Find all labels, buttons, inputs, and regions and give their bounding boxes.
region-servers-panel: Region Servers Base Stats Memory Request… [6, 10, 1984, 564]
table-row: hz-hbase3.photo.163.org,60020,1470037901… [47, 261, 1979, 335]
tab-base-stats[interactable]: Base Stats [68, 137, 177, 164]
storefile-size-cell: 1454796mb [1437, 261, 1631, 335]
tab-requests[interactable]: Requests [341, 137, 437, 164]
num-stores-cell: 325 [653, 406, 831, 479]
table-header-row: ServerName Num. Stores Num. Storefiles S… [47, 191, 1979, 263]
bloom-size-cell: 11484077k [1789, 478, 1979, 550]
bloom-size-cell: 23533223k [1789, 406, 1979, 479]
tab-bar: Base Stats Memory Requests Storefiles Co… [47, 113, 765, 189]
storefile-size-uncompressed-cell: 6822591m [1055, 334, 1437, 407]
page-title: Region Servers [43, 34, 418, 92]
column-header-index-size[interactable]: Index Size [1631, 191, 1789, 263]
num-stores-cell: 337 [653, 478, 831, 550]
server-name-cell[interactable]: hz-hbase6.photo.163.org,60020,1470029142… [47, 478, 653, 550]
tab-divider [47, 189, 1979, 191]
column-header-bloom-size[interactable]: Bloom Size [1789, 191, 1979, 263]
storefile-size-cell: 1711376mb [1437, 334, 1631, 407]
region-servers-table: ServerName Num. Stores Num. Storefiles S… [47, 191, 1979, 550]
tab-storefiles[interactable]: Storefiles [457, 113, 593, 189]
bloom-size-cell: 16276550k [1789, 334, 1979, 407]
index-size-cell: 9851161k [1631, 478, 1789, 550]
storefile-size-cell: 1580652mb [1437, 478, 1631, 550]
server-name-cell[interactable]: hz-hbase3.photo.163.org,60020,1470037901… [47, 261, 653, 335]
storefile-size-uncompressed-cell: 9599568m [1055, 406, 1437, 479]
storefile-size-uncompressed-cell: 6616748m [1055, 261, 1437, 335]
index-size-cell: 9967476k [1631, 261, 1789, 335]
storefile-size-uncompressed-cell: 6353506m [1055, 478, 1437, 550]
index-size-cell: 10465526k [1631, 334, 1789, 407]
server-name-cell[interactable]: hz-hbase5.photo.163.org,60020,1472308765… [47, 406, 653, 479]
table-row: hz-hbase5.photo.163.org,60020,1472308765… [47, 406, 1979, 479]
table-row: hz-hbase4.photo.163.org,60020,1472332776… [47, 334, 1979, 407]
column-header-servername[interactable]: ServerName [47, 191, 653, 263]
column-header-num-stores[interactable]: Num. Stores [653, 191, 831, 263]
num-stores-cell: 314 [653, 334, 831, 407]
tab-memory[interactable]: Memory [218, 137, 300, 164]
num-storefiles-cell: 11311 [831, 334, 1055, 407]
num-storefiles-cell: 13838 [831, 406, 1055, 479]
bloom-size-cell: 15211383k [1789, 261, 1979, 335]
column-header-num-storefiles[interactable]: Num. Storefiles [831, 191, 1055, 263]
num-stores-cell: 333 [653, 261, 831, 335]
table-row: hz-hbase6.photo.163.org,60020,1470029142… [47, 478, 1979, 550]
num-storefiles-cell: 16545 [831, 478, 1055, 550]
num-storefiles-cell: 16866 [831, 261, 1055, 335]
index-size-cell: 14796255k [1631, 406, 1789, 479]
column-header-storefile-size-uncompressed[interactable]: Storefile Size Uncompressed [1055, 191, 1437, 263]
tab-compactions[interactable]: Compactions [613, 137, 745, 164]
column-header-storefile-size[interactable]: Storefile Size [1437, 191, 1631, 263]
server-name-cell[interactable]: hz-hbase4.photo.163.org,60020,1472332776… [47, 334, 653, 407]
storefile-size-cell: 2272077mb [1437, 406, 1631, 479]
┄┄┄┄┄┄┄┄┄┄┄┄┄┄┄┄┄┄┄┄
| DIRECTION |
Change every occurrence of "Bloom Size" in the entries to "Bloom Filter Size", and reproduce everything else unchanged.

| RESPONSE TO THIS EXERCISE |
Find all labels, buttons, inputs, and regions and give their bounding boxes.
region-servers-panel: Region Servers Base Stats Memory Request… [6, 10, 1984, 564]
table-row: hz-hbase3.photo.163.org,60020,1470037901… [47, 261, 1979, 335]
tab-base-stats[interactable]: Base Stats [68, 137, 177, 164]
storefile-size-cell: 1454796mb [1437, 261, 1631, 335]
tab-requests[interactable]: Requests [341, 137, 437, 164]
num-stores-cell: 325 [653, 406, 831, 479]
table-header-row: ServerName Num. Stores Num. Storefiles S… [47, 191, 1979, 263]
bloom-size-cell: 11484077k [1789, 478, 1979, 550]
bloom-size-cell: 23533223k [1789, 406, 1979, 479]
tab-bar: Base Stats Memory Requests Storefiles Co… [47, 113, 765, 189]
storefile-size-uncompressed-cell: 6822591m [1055, 334, 1437, 407]
page-title: Region Servers [43, 34, 418, 92]
column-header-index-size[interactable]: Index Size [1631, 191, 1789, 263]
num-stores-cell: 337 [653, 478, 831, 550]
server-name-cell[interactable]: hz-hbase6.photo.163.org,60020,1470029142… [47, 478, 653, 550]
tab-divider [47, 189, 1979, 191]
column-header-bloom-size[interactable]: Bloom Filter Size [1789, 191, 1979, 263]
storefile-size-cell: 1711376mb [1437, 334, 1631, 407]
region-servers-table: ServerName Num. Stores Num. Storefiles S… [47, 191, 1979, 550]
tab-storefiles[interactable]: Storefiles [457, 113, 593, 189]
bloom-size-cell: 16276550k [1789, 334, 1979, 407]
index-size-cell: 9851161k [1631, 478, 1789, 550]
storefile-size-cell: 1580652mb [1437, 478, 1631, 550]
server-name-cell[interactable]: hz-hbase3.photo.163.org,60020,1470037901… [47, 261, 653, 335]
storefile-size-uncompressed-cell: 9599568m [1055, 406, 1437, 479]
storefile-size-uncompressed-cell: 6616748m [1055, 261, 1437, 335]
index-size-cell: 9967476k [1631, 261, 1789, 335]
storefile-size-uncompressed-cell: 6353506m [1055, 478, 1437, 550]
index-size-cell: 10465526k [1631, 334, 1789, 407]
server-name-cell[interactable]: hz-hbase5.photo.163.org,60020,1472308765… [47, 406, 653, 479]
table-row: hz-hbase5.photo.163.org,60020,1472308765… [47, 406, 1979, 479]
table-row: hz-hbase4.photo.163.org,60020,1472332776… [47, 334, 1979, 407]
column-header-servername[interactable]: ServerName [47, 191, 653, 263]
column-header-num-stores[interactable]: Num. Stores [653, 191, 831, 263]
num-stores-cell: 314 [653, 334, 831, 407]
tab-memory[interactable]: Memory [218, 137, 300, 164]
num-storefiles-cell: 11311 [831, 334, 1055, 407]
num-storefiles-cell: 13838 [831, 406, 1055, 479]
bloom-size-cell: 15211383k [1789, 261, 1979, 335]
column-header-num-storefiles[interactable]: Num. Storefiles [831, 191, 1055, 263]
num-stores-cell: 333 [653, 261, 831, 335]
table-row: hz-hbase6.photo.163.org,60020,1470029142… [47, 478, 1979, 550]
num-storefiles-cell: 16545 [831, 478, 1055, 550]
num-storefiles-cell: 16866 [831, 261, 1055, 335]
index-size-cell: 14796255k [1631, 406, 1789, 479]
column-header-storefile-size-uncompressed[interactable]: Storefile Size Uncompressed [1055, 191, 1437, 263]
tab-compactions[interactable]: Compactions [613, 137, 745, 164]
column-header-storefile-size[interactable]: Storefile Size [1437, 191, 1631, 263]
server-name-cell[interactable]: hz-hbase4.photo.163.org,60020,1472332776… [47, 334, 653, 407]
storefile-size-cell: 2272077mb [1437, 406, 1631, 479]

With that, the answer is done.